··· GIVEN INFORMATION
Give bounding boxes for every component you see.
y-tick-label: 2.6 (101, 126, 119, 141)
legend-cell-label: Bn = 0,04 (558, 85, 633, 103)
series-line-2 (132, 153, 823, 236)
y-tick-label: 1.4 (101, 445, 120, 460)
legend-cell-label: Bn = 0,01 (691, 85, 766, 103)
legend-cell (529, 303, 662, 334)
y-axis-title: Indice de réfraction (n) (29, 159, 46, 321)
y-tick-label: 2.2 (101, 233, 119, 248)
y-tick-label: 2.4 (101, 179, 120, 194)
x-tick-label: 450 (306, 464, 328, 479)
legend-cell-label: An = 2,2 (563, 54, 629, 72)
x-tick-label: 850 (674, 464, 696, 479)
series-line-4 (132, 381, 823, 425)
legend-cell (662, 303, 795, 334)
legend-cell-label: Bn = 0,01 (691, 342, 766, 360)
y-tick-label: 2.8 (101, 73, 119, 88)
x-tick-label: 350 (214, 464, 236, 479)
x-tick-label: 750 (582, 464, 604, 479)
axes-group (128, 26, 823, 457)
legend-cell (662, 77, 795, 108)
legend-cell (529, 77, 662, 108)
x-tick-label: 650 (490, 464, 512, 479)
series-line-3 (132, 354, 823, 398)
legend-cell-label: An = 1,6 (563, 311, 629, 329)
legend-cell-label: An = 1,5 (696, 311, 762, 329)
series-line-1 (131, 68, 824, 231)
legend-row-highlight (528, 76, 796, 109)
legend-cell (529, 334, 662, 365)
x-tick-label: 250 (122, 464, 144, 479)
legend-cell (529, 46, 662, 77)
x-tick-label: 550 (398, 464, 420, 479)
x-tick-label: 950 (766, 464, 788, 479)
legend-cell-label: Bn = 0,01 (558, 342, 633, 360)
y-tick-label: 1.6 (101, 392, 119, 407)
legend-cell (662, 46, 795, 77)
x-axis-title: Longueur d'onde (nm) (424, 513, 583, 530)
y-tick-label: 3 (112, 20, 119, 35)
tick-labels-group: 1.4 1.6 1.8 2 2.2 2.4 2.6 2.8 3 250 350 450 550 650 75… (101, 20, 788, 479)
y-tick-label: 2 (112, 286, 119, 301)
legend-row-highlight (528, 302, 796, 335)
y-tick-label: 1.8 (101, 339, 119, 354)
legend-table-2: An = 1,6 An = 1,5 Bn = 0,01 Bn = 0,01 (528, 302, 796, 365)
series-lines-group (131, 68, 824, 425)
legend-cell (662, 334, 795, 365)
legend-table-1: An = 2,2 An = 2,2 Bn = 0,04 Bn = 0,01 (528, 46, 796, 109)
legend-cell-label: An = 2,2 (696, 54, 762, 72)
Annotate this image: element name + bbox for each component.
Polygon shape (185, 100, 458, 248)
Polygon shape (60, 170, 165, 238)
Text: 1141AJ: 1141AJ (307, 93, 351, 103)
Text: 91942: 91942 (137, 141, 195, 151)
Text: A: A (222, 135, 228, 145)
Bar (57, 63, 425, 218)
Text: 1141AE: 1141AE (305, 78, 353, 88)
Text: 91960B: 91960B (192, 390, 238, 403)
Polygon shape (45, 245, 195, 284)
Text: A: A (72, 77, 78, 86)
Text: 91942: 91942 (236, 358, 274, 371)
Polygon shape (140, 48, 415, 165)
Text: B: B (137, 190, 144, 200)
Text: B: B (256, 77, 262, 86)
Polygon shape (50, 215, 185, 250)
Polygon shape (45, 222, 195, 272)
······
_PROBLEM_. Rewrite the rows from the beginning through the line containing "legend-row-highlight (528, 76, 796, 109)", both ends included, as a JSON list of strings with one string per line and blank lines omitted.

_SOLVED EXERCISE_.
[
  "Give bounding boxes for every component you see.",
  "y-tick-label: 2.6 (101, 126, 119, 141)",
  "legend-cell-label: Bn = 0,04 (558, 85, 633, 103)",
  "series-line-2 (132, 153, 823, 236)",
  "y-tick-label: 1.4 (101, 445, 120, 460)",
  "legend-cell-label: Bn = 0,01 (691, 85, 766, 103)",
  "legend-cell (529, 303, 662, 334)",
  "y-axis-title: Indice de réfraction (n) (29, 159, 46, 321)",
  "y-tick-label: 2.2 (101, 233, 119, 248)",
  "y-tick-label: 2.4 (101, 179, 120, 194)",
  "x-tick-label: 450 (306, 464, 328, 479)",
  "legend-cell-label: An = 2,2 (563, 54, 629, 72)",
  "x-tick-label: 850 (674, 464, 696, 479)",
  "series-line-4 (132, 381, 823, 425)",
  "legend-cell (662, 303, 795, 334)",
  "legend-cell-label: Bn = 0,01 (691, 342, 766, 360)",
  "y-tick-label: 2.8 (101, 73, 119, 88)",
  "x-tick-label: 350 (214, 464, 236, 479)",
  "x-tick-label: 750 (582, 464, 604, 479)",
  "axes-group (128, 26, 823, 457)",
  "legend-cell (662, 77, 795, 108)",
  "legend-cell (529, 77, 662, 108)",
  "x-tick-label: 650 (490, 464, 512, 479)",
  "series-line-3 (132, 354, 823, 398)",
  "legend-cell-label: An = 1,6 (563, 311, 629, 329)",
  "legend-cell-label: An = 1,5 (696, 311, 762, 329)",
  "series-line-1 (131, 68, 824, 231)",
  "legend-row-highlight (528, 76, 796, 109)"
]